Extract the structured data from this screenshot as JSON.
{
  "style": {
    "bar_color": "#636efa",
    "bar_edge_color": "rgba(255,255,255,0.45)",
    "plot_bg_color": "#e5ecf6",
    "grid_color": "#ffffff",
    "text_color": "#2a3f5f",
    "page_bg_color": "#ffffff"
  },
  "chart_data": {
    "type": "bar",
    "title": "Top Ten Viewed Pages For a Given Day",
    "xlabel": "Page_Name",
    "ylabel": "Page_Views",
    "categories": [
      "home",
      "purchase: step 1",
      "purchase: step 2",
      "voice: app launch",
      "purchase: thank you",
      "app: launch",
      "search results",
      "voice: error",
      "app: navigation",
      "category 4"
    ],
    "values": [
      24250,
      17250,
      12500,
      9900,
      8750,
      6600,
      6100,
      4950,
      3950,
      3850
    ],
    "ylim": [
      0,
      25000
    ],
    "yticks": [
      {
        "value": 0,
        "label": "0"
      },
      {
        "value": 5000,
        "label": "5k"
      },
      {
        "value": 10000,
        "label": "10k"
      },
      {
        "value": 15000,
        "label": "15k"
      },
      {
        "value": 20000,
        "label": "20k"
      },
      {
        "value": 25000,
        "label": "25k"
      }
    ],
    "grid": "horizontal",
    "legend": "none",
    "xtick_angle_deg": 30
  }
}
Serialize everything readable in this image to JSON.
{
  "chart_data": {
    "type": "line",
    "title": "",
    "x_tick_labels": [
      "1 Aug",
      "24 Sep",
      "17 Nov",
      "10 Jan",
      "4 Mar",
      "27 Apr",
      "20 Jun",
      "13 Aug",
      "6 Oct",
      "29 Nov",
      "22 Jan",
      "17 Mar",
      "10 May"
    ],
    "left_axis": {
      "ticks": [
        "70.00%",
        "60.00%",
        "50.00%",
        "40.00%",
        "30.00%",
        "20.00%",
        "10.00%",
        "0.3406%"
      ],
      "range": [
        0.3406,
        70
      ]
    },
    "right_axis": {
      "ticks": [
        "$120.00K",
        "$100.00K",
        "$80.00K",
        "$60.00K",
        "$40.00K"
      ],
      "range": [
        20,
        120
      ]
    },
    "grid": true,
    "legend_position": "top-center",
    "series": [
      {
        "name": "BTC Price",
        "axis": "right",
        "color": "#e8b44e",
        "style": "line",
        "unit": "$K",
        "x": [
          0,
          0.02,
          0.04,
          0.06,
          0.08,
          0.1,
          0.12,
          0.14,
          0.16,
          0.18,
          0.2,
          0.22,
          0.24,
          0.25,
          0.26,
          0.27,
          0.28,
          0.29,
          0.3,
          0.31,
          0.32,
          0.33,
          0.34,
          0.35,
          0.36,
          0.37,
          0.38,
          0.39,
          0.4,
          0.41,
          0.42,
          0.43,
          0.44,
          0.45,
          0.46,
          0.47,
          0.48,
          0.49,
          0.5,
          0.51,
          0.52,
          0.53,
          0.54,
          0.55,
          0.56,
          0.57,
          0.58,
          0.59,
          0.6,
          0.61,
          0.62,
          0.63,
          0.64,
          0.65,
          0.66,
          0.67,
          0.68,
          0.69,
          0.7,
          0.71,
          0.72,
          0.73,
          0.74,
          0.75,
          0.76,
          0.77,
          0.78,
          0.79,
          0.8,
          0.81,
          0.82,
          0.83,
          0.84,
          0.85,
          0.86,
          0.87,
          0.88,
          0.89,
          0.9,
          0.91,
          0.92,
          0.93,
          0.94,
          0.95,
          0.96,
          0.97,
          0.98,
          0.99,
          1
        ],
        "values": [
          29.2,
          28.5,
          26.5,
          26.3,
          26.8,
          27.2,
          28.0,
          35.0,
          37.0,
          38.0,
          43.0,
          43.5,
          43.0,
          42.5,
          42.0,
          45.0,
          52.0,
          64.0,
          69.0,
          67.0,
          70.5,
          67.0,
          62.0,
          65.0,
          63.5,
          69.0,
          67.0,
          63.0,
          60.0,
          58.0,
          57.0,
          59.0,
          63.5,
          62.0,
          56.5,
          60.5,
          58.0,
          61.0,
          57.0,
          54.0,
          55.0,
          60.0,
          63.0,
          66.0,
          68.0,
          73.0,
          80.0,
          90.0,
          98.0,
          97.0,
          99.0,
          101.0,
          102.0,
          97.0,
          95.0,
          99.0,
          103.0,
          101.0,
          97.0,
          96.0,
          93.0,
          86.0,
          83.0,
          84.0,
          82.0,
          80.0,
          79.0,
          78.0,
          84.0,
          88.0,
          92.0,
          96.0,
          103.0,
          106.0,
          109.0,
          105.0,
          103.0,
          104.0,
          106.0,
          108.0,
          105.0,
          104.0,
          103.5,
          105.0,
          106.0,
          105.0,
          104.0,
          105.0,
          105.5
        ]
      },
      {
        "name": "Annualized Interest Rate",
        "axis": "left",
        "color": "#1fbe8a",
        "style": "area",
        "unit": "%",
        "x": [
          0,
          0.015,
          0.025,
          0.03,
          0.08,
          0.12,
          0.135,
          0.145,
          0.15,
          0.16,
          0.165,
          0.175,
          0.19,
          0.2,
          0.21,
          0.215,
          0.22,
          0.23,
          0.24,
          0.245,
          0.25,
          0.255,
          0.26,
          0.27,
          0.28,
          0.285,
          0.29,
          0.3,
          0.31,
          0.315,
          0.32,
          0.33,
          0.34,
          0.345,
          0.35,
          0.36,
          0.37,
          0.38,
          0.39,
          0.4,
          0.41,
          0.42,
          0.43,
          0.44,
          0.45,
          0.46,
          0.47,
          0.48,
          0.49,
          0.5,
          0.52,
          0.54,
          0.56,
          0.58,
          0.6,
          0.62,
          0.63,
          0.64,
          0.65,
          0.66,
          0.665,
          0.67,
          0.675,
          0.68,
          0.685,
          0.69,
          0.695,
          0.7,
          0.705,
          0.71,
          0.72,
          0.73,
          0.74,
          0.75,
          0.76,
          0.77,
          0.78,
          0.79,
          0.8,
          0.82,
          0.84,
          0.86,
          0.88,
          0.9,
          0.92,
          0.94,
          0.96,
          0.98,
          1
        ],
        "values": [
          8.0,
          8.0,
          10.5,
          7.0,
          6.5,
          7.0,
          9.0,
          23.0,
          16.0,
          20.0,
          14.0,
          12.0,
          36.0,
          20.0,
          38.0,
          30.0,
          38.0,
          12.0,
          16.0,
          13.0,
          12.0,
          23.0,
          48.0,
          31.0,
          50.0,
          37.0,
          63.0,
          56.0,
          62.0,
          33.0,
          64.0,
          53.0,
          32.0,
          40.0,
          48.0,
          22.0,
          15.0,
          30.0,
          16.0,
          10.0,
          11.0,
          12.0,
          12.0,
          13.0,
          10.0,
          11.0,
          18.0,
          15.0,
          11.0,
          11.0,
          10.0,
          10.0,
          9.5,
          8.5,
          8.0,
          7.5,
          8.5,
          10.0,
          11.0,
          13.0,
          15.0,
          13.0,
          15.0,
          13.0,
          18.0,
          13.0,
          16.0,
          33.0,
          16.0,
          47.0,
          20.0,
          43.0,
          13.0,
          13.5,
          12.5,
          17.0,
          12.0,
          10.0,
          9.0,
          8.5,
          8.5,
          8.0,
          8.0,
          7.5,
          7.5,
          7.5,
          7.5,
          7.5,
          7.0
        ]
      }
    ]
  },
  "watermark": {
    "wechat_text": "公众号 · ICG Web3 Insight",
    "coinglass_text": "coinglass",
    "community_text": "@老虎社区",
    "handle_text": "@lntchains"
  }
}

◇ ◇ ◇ ◇ ◇ ◇ ◇

WORK INSTRUCTIONS: Write out the full set of records exactly as given.

RESULT OF THIS TASK:
Extract the structured data from this screenshot as JSON.
{
  "style": {
    "bar_color": "#636efa",
    "bar_edge_color": "rgba(255,255,255,0.45)",
    "plot_bg_color": "#e5ecf6",
    "grid_color": "#ffffff",
    "text_color": "#2a3f5f",
    "page_bg_color": "#ffffff"
  },
  "chart_data": {
    "type": "bar",
    "title": "Top Ten Viewed Pages For a Given Day",
    "xlabel": "Page_Name",
    "ylabel": "Page_Views",
    "categories": [
      "home",
      "purchase: step 1",
      "purchase: step 2",
      "voice: app launch",
      "purchase: thank you",
      "app: launch",
      "search results",
      "voice: error",
      "app: navigation",
      "category 4"
    ],
    "values": [
      24250,
      17250,
      12500,
      9900,
      8750,
      6600,
      6100,
      4950,
      3950,
      3850
    ],
    "ylim": [
      0,
      25000
    ],
    "yticks": [
      {
        "value": 0,
        "label": "0"
      },
      {
        "value": 5000,
        "label": "5k"
      },
      {
        "value": 10000,
        "label": "10k"
      },
      {
        "value": 15000,
        "label": "15k"
      },
      {
        "value": 20000,
        "label": "20k"
      },
      {
        "value": 25000,
        "label": "25k"
      }
    ],
    "grid": "horizontal",
    "legend": "none",
    "xtick_angle_deg": 30
  }
}
Serialize everything readable in this image to JSON.
{
  "chart_data": {
    "type": "line",
    "title": "",
    "x_tick_labels": [
      "1 Aug",
      "24 Sep",
      "17 Nov",
      "10 Jan",
      "4 Mar",
      "27 Apr",
      "20 Jun",
      "13 Aug",
      "6 Oct",
      "29 Nov",
      "22 Jan",
      "17 Mar",
      "10 May"
    ],
    "left_axis": {
      "ticks": [
        "70.00%",
        "60.00%",
        "50.00%",
        "40.00%",
        "30.00%",
        "20.00%",
        "10.00%",
        "0.3406%"
      ],
      "range": [
        0.3406,
        70
      ]
    },
    "right_axis": {
      "ticks": [
        "$120.00K",
        "$100.00K",
        "$80.00K",
        "$60.00K",
        "$40.00K"
      ],
      "range": [
        20,
        120
      ]
    },
    "grid": true,
    "legend_position": "top-center",
    "series": [
      {
        "name": "BTC Price",
        "axis": "right",
        "color": "#e8b44e",
        "style": "line",
        "unit": "$K",
        "x": [
          0,
          0.02,
          0.04,
          0.06,
          0.08,
          0.1,
          0.12,
          0.14,
          0.16,
          0.18,
          0.2,
          0.22,
          0.24,
          0.25,
          0.26,
          0.27,
          0.28,
          0.29,
          0.3,
          0.31,
          0.32,
          0.33,
          0.34,
          0.35,
          0.36,
          0.37,
          0.38,
          0.39,
          0.4,
          0.41,
          0.42,
          0.43,
          0.44,
          0.45,
          0.46,
          0.47,
          0.48,
          0.49,
          0.5,
          0.51,
          0.52,
          0.53,
          0.54,
          0.55,
          0.56,
          0.57,
          0.58,
          0.59,
          0.6,
          0.61,
          0.62,
          0.63,
          0.64,
          0.65,
          0.66,
          0.67,
          0.68,
          0.69,
          0.7,
          0.71,
          0.72,
          0.73,
          0.74,
          0.75,
          0.76,
          0.77,
          0.78,
          0.79,
          0.8,
          0.81,
          0.82,
          0.83,
          0.84,
          0.85,
          0.86,
          0.87,
          0.88,
          0.89,
          0.9,
          0.91,
          0.92,
          0.93,
          0.94,
          0.95,
          0.96,
          0.97,
          0.98,
          0.99,
          1
        ],
        "values": [
          29.2,
          28.5,
          26.5,
          26.3,
          26.8,
          27.2,
          28.0,
          35.0,
          37.0,
          38.0,
          43.0,
          43.5,
          43.0,
          42.5,
          42.0,
          45.0,
          52.0,
          64.0,
          69.0,
          67.0,
          70.5,
          67.0,
          62.0,
          65.0,
          63.5,
          69.0,
          67.0,
          63.0,
          60.0,
          58.0,
          57.0,
          59.0,
          63.5,
          62.0,
          56.5,
          60.5,
          58.0,
          61.0,
          57.0,
          54.0,
          55.0,
          60.0,
          63.0,
          66.0,
          68.0,
          73.0,
          80.0,
          90.0,
          98.0,
          97.0,
          99.0,
          101.0,
          102.0,
          97.0,
          95.0,
          99.0,
          103.0,
          101.0,
          97.0,
          96.0,
          93.0,
          86.0,
          83.0,
          84.0,
          82.0,
          80.0,
          79.0,
          78.0,
          84.0,
          88.0,
          92.0,
          96.0,
          103.0,
          106.0,
          109.0,
          105.0,
          103.0,
          104.0,
          106.0,
          108.0,
          105.0,
          104.0,
          103.5,
          105.0,
          106.0,
          105.0,
          104.0,
          105.0,
          105.5
        ]
      },
      {
        "name": "Annualized Interest Rate",
        "axis": "left",
        "color": "#1fbe8a",
        "style": "area",
        "unit": "%",
        "x": [
          0,
          0.015,
          0.025,
          0.03,
          0.08,
          0.12,
          0.135,
          0.145,
          0.15,
          0.16,
          0.165,
          0.175,
          0.19,
          0.2,
          0.21,
          0.215,
          0.22,
          0.23,
          0.24,
          0.245,
          0.25,
          0.255,
          0.26,
          0.27,
          0.28,
          0.285,
          0.29,
          0.3,
          0.31,
          0.315,
          0.32,
          0.33,
          0.34,
          0.345,
          0.35,
          0.36,
          0.37,
          0.38,
          0.39,
          0.4,
          0.41,
          0.42,
          0.43,
          0.44,
          0.45,
          0.46,
          0.47,
          0.48,
          0.49,
          0.5,
          0.52,
          0.54,
          0.56,
          0.58,
          0.6,
          0.62,
          0.63,
          0.64,
          0.65,
          0.66,
          0.665,
          0.67,
          0.675,
          0.68,
          0.685,
          0.69,
          0.695,
          0.7,
          0.705,
          0.71,
          0.72,
          0.73,
          0.74,
          0.75,
          0.76,
          0.77,
          0.78,
          0.79,
          0.8,
          0.82,
          0.84,
          0.86,
          0.88,
          0.9,
          0.92,
          0.94,
          0.96,
          0.98,
          1
        ],
        "values": [
          8.0,
          8.0,
          10.5,
          7.0,
          6.5,
          7.0,
          9.0,
          23.0,
          16.0,
          20.0,
          14.0,
          12.0,
          36.0,
          20.0,
          38.0,
          30.0,
          38.0,
          12.0,
          16.0,
          13.0,
          12.0,
          23.0,
          48.0,
          31.0,
          50.0,
          37.0,
          63.0,
          56.0,
          62.0,
          33.0,
          64.0,
          53.0,
          32.0,
          40.0,
          48.0,
          22.0,
          15.0,
          30.0,
          16.0,
          10.0,
          11.0,
          12.0,
          12.0,
          13.0,
          10.0,
          11.0,
          18.0,
          15.0,
          11.0,
          11.0,
          10.0,
          10.0,
          9.5,
          8.5,
          8.0,
          7.5,
          8.5,
          10.0,
          11.0,
          13.0,
          15.0,
          13.0,
          15.0,
          13.0,
          18.0,
          13.0,
          16.0,
          33.0,
          16.0,
          47.0,
          20.0,
          43.0,
          13.0,
          13.5,
          12.5,
          17.0,
          12.0,
          10.0,
          9.0,
          8.5,
          8.5,
          8.0,
          8.0,
          7.5,
          7.5,
          7.5,
          7.5,
          7.5,
          7.0
        ]
      }
    ]
  },
  "watermark": {
    "wechat_text": "公众号 · ICG Web3 Insight",
    "coinglass_text": "coinglass",
    "community_text": "@老虎社区",
    "handle_text": "@lntchains"
  }
}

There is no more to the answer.